### Exercise instructions
Change "y-tick-label" to "vertical-tick-label" throughout the entries below and write their lines out again with nothing else altered. Leave the pictures out.

Visual layout entries:
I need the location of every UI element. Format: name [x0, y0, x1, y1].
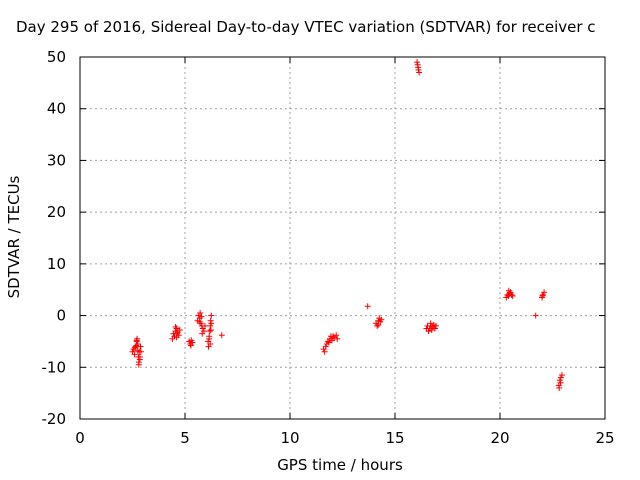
data-point: [218, 332, 225, 339]
data-point: [172, 323, 179, 330]
data-point: [556, 384, 563, 391]
y-tick-label: 20: [47, 203, 66, 221]
x-tick-label: 0: [75, 429, 85, 447]
data-point: [540, 291, 547, 298]
data-point: [334, 335, 341, 342]
data-point: [333, 332, 340, 339]
data-point: [327, 333, 334, 340]
plot-frame: [79, 56, 606, 420]
x-tick-label: 10: [280, 429, 299, 447]
data-point: [206, 328, 213, 335]
data-point: [508, 291, 515, 298]
data-point: [189, 339, 196, 346]
data-point: [557, 379, 564, 386]
data-point: [198, 313, 205, 320]
data-point: [325, 339, 332, 346]
y-tick-label: 10: [47, 255, 66, 273]
data-point: [137, 348, 144, 355]
data-point: [196, 318, 203, 325]
data-point: [176, 327, 183, 334]
data-point: [207, 327, 214, 334]
data-point: [195, 312, 202, 319]
data-point: [208, 320, 215, 327]
data-point: [427, 320, 434, 327]
data-point: [509, 292, 516, 299]
data-point: [541, 289, 548, 296]
data-point: [131, 351, 138, 358]
x-tick-label: 20: [490, 429, 509, 447]
x-axis-label: GPS time / hours: [277, 456, 403, 474]
data-point: [416, 69, 423, 76]
data-point: [532, 312, 539, 319]
y-tick-label: 40: [47, 100, 66, 118]
x-tick-label: 5: [180, 429, 190, 447]
data-point: [375, 321, 382, 328]
data-point: [374, 322, 381, 329]
data-point: [136, 353, 143, 360]
data-point: [199, 330, 206, 337]
data-point: [133, 337, 140, 344]
data-point: [329, 337, 335, 344]
data-point: [556, 377, 563, 384]
y-axis-ticks: -20 -10 0 10 20 30 40 50: [42, 48, 605, 428]
grid-layer: [80, 57, 605, 419]
data-points: [129, 59, 565, 391]
data-point: [558, 372, 565, 379]
x-tick-label: 25: [595, 429, 614, 447]
data-point: [364, 303, 371, 310]
data-point: [206, 335, 213, 342]
y-axis-label: SDTVAR / TECUs: [5, 175, 23, 298]
y-tick-label: 50: [47, 48, 66, 66]
data-point: [321, 348, 328, 355]
data-point: [137, 343, 144, 350]
x-tick-label: 15: [385, 429, 404, 447]
y-tick-label: 30: [47, 151, 66, 169]
data-point: [174, 330, 181, 337]
data-point: [187, 342, 194, 349]
data-point: [208, 312, 215, 319]
y-tick-label: 0: [56, 307, 66, 325]
data-point: [378, 316, 385, 323]
y-tick-label: -10: [42, 358, 67, 376]
data-point: [505, 287, 512, 294]
data-point: [207, 341, 214, 348]
data-point: [207, 322, 214, 329]
data-point: [415, 66, 422, 73]
x-axis-ticks: 0 5 10 15 20 25: [75, 57, 615, 447]
data-point: [197, 309, 204, 316]
data-point: [133, 342, 140, 349]
data-point: [135, 361, 142, 368]
data-point: [432, 322, 439, 329]
chart-title: Day 295 of 2016, Sidereal Day-to-day VTE…: [16, 18, 596, 36]
data-point: [207, 317, 214, 324]
data-point: [539, 292, 546, 299]
y-tick-label: -20: [42, 410, 67, 428]
data-point: [414, 59, 421, 66]
data-point: [201, 322, 208, 329]
data-point: [557, 374, 564, 381]
data-point: [134, 347, 141, 354]
data-point: [425, 328, 432, 335]
data-point: [428, 327, 435, 334]
data-point: [431, 325, 438, 332]
data-point: [322, 343, 329, 350]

### Correct result
I need the location of every UI element. Format: name [x0, y0, x1, y1].
data-point: [218, 332, 225, 339]
data-point: [172, 323, 179, 330]
data-point: [556, 384, 563, 391]
vertical-tick-label: 20: [47, 203, 66, 221]
x-tick-label: 0: [75, 429, 85, 447]
data-point: [540, 291, 547, 298]
data-point: [334, 335, 341, 342]
data-point: [333, 332, 340, 339]
data-point: [327, 333, 334, 340]
plot-frame: [79, 56, 606, 420]
x-tick-label: 10: [280, 429, 299, 447]
data-point: [206, 328, 213, 335]
data-point: [508, 291, 515, 298]
data-point: [189, 339, 196, 346]
data-point: [557, 379, 564, 386]
data-point: [198, 313, 205, 320]
data-point: [325, 339, 332, 346]
vertical-tick-label: 10: [47, 255, 66, 273]
data-point: [137, 348, 144, 355]
data-point: [196, 318, 203, 325]
data-point: [176, 327, 183, 334]
data-point: [207, 327, 214, 334]
data-point: [195, 312, 202, 319]
data-point: [208, 320, 215, 327]
data-point: [427, 320, 434, 327]
data-point: [509, 292, 516, 299]
data-point: [541, 289, 548, 296]
data-point: [131, 351, 138, 358]
x-tick-label: 20: [490, 429, 509, 447]
x-axis-label: GPS time / hours: [277, 456, 403, 474]
data-point: [416, 69, 423, 76]
data-point: [532, 312, 539, 319]
vertical-tick-label: 40: [47, 100, 66, 118]
x-tick-label: 5: [180, 429, 190, 447]
data-point: [375, 321, 382, 328]
data-point: [374, 322, 381, 329]
data-point: [136, 353, 143, 360]
data-point: [199, 330, 206, 337]
data-point: [133, 337, 140, 344]
data-point: [329, 337, 335, 344]
data-point: [556, 377, 563, 384]
y-axis-ticks: -20 -10 0 10 20 30 40 50: [42, 48, 605, 428]
grid-layer: [80, 57, 605, 419]
data-points: [129, 59, 565, 391]
data-point: [558, 372, 565, 379]
x-tick-label: 25: [595, 429, 614, 447]
data-point: [364, 303, 371, 310]
data-point: [206, 335, 213, 342]
y-axis-label: SDTVAR / TECUs: [5, 175, 23, 298]
vertical-tick-label: 50: [47, 48, 66, 66]
data-point: [321, 348, 328, 355]
data-point: [137, 343, 144, 350]
x-tick-label: 15: [385, 429, 404, 447]
vertical-tick-label: 30: [47, 151, 66, 169]
data-point: [174, 330, 181, 337]
data-point: [187, 342, 194, 349]
data-point: [208, 312, 215, 319]
vertical-tick-label: 0: [56, 307, 66, 325]
data-point: [378, 316, 385, 323]
vertical-tick-label: -10: [42, 358, 67, 376]
data-point: [505, 287, 512, 294]
data-point: [207, 341, 214, 348]
data-point: [207, 322, 214, 329]
data-point: [415, 66, 422, 73]
x-axis-ticks: 0 5 10 15 20 25: [75, 57, 615, 447]
data-point: [197, 309, 204, 316]
data-point: [133, 342, 140, 349]
data-point: [135, 361, 142, 368]
data-point: [432, 322, 439, 329]
chart-title: Day 295 of 2016, Sidereal Day-to-day VTE…: [16, 18, 596, 36]
data-point: [207, 317, 214, 324]
data-point: [539, 292, 546, 299]
vertical-tick-label: -20: [42, 410, 67, 428]
data-point: [414, 59, 421, 66]
data-point: [201, 322, 208, 329]
data-point: [557, 374, 564, 381]
data-point: [134, 347, 141, 354]
data-point: [425, 328, 432, 335]
data-point: [428, 327, 435, 334]
data-point: [431, 325, 438, 332]
data-point: [322, 343, 329, 350]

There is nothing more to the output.